> [Goal]: Render everything from the entry containing "cell-label: 100.00 <box>577 337 626 353</box>" down to the entry containing "y-tick-label: Llama-2-7b-chat-hf <box>105" as a Markdown table. Use the columns Row and Entry, and leave out blank lines.

— start —

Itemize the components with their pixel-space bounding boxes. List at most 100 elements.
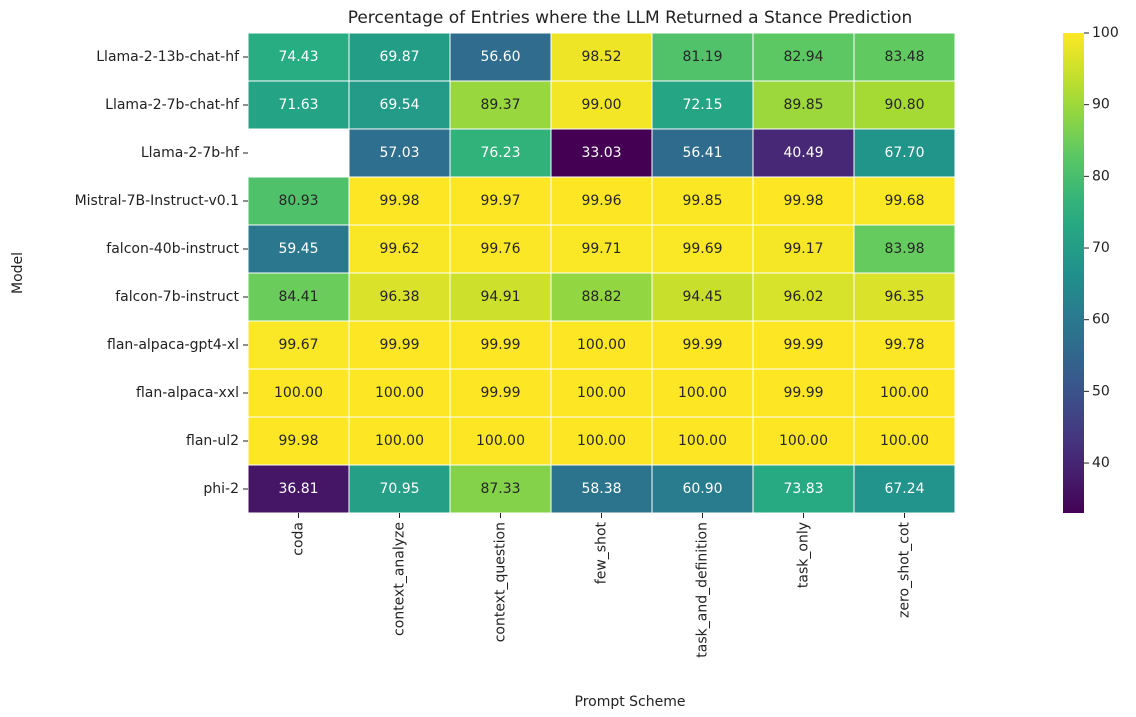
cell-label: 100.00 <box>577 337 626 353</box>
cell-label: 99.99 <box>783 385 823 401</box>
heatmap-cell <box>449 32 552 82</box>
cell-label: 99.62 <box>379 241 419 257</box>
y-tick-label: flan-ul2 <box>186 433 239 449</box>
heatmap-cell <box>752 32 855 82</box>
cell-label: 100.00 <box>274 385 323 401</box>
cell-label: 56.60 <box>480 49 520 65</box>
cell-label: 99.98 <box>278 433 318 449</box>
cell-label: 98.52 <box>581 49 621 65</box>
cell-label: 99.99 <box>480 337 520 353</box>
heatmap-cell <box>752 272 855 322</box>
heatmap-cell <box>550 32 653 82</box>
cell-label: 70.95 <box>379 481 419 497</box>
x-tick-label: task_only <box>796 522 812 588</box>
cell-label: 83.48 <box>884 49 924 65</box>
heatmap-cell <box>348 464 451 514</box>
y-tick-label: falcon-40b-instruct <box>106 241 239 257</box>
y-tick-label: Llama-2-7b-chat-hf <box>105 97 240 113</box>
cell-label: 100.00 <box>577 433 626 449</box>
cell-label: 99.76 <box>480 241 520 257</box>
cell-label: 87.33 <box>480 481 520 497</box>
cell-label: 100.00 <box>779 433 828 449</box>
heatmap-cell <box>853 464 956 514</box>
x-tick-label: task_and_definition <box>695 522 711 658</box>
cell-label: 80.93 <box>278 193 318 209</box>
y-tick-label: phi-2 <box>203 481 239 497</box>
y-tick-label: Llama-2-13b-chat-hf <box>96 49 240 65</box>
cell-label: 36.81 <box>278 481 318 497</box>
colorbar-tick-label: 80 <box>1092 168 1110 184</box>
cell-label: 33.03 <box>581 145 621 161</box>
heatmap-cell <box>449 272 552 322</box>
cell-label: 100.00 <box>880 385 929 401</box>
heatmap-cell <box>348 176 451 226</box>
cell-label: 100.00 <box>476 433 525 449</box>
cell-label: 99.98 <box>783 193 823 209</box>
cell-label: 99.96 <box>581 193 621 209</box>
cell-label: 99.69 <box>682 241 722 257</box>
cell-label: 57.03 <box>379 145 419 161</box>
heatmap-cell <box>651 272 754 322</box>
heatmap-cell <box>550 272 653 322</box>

— end —

> [Answer for the task]:
| Row | Entry |
|---|---|
| 1 | cell-label: 100.00 <box>577 337 626 353</box> |
| 2 | cell-label: 99.99 <box>783 385 823 401</box> |
| 3 | heatmap-cell <box>449 32 552 82</box> |
| 4 | cell-label: 99.62 <box>379 241 419 257</box> |
| 5 | y-tick-label: flan-ul2 <box>186 433 239 449</box> |
| 6 | heatmap-cell <box>752 32 855 82</box> |
| 7 | cell-label: 100.00 <box>274 385 323 401</box> |
| 8 | cell-label: 56.60 <box>480 49 520 65</box> |
| 9 | cell-label: 99.98 <box>278 433 318 449</box> |
| 10 | cell-label: 98.52 <box>581 49 621 65</box> |
| 11 | cell-label: 99.99 <box>480 337 520 353</box> |
| 12 | heatmap-cell <box>752 272 855 322</box> |
| 13 | heatmap-cell <box>550 32 653 82</box> |
| 14 | cell-label: 70.95 <box>379 481 419 497</box> |
| 15 | x-tick-label: task_only <box>796 522 812 588</box> |
| 16 | cell-label: 83.48 <box>884 49 924 65</box> |
| 17 | heatmap-cell <box>348 464 451 514</box> |
| 18 | y-tick-label: falcon-40b-instruct <box>106 241 239 257</box> |
| 19 | y-tick-label: Llama-2-7b-chat-hf <box>105 97 240 113</box> |